EXERCISE GOAL →
Duplicate the entries between the line holding "dim 164.5 [290,103,292,358]" and the line holding "ref lines to", inclusive.

━━━━━━━━━━━━━━━━

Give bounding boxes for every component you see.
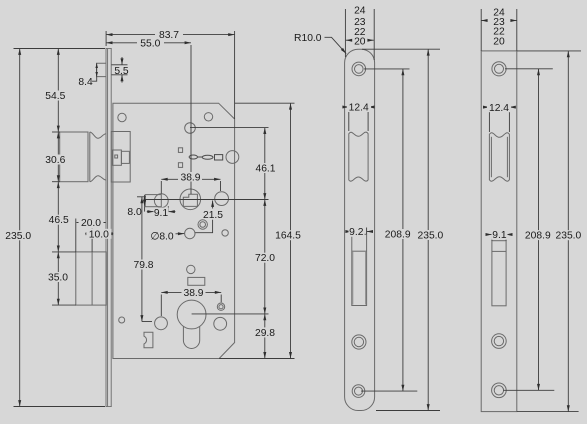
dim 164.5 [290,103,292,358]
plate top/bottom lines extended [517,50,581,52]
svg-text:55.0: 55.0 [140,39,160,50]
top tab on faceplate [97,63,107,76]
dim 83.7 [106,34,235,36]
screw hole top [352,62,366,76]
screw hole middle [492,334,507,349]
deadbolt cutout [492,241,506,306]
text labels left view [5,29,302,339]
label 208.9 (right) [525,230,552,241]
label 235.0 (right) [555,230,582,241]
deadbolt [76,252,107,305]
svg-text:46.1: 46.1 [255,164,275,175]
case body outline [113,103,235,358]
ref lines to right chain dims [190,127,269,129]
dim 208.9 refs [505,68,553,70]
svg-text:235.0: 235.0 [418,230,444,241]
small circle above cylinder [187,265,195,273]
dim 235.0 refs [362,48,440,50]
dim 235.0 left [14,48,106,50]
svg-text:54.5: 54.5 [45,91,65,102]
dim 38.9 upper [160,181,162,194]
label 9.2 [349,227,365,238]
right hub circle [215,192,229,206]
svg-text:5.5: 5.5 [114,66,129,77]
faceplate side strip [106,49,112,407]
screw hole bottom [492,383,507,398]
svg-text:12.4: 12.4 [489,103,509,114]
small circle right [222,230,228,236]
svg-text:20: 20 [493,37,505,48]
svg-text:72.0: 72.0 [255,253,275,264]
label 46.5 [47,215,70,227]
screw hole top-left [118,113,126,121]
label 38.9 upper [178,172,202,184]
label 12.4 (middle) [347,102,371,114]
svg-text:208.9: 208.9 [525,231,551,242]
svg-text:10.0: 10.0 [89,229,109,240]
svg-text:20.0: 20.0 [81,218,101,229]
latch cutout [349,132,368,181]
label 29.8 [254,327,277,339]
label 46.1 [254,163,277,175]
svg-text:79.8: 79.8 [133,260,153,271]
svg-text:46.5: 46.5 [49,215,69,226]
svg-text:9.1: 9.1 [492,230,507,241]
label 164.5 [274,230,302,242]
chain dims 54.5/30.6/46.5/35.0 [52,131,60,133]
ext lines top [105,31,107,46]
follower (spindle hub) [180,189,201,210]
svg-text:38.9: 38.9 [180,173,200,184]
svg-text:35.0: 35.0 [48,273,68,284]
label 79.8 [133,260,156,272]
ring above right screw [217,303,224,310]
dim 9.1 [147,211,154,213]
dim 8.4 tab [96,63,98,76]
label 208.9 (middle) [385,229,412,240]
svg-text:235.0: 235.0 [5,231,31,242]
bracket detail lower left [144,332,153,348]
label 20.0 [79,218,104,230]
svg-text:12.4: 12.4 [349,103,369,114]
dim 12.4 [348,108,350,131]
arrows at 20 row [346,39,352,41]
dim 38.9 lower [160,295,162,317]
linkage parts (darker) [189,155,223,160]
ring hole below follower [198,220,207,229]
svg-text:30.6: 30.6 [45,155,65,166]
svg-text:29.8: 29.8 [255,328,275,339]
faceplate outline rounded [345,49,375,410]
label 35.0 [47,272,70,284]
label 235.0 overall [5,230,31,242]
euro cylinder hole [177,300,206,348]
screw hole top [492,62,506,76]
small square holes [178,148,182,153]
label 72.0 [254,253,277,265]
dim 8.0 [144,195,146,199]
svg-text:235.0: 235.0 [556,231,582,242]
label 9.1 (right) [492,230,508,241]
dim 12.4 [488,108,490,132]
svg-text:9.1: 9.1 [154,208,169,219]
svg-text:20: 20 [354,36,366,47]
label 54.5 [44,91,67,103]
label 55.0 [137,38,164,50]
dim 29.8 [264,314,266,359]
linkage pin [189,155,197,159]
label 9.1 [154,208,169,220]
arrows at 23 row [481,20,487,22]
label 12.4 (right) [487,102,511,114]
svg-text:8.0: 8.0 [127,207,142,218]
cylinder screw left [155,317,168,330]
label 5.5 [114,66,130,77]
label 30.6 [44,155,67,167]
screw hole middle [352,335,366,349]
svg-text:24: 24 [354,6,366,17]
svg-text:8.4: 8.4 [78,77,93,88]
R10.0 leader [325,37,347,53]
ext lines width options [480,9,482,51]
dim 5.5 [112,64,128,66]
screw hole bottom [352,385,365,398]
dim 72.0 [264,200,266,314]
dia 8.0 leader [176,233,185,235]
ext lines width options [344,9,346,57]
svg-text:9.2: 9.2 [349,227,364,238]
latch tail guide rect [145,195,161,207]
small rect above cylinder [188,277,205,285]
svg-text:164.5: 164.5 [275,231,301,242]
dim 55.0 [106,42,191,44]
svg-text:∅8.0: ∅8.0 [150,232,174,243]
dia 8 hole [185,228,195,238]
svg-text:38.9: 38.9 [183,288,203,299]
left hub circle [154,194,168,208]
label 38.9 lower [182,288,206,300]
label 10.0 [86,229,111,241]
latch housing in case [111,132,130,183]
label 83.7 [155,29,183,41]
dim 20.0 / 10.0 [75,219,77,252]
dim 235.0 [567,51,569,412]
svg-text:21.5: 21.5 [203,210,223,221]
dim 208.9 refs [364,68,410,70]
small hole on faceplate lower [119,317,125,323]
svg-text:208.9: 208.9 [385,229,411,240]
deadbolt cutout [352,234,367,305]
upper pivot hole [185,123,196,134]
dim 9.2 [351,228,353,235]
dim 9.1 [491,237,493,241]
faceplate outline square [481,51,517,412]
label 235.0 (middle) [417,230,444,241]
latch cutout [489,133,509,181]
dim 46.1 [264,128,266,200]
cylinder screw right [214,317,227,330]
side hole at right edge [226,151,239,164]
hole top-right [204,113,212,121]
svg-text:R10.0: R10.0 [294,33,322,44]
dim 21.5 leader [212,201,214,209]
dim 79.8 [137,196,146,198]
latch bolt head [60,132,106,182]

━━━━━━━━━━━━━━━━

SOLUTION TO THIS TASK →
dim 164.5 [290,103,292,358]
plate top/bottom lines extended [517,50,581,52]
svg-text:55.0: 55.0 [140,39,160,50]
top tab on faceplate [97,63,107,76]
dim 83.7 [106,34,235,36]
screw hole top [352,62,366,76]
screw hole middle [492,334,507,349]
deadbolt cutout [492,241,506,306]
text labels left view [5,29,302,339]
label 208.9 (right) [525,230,552,241]
label 235.0 (right) [555,230,582,241]
deadbolt [76,252,107,305]
svg-text:46.1: 46.1 [255,164,275,175]
case body outline [113,103,235,358]
ref lines to right chain dims [190,127,269,129]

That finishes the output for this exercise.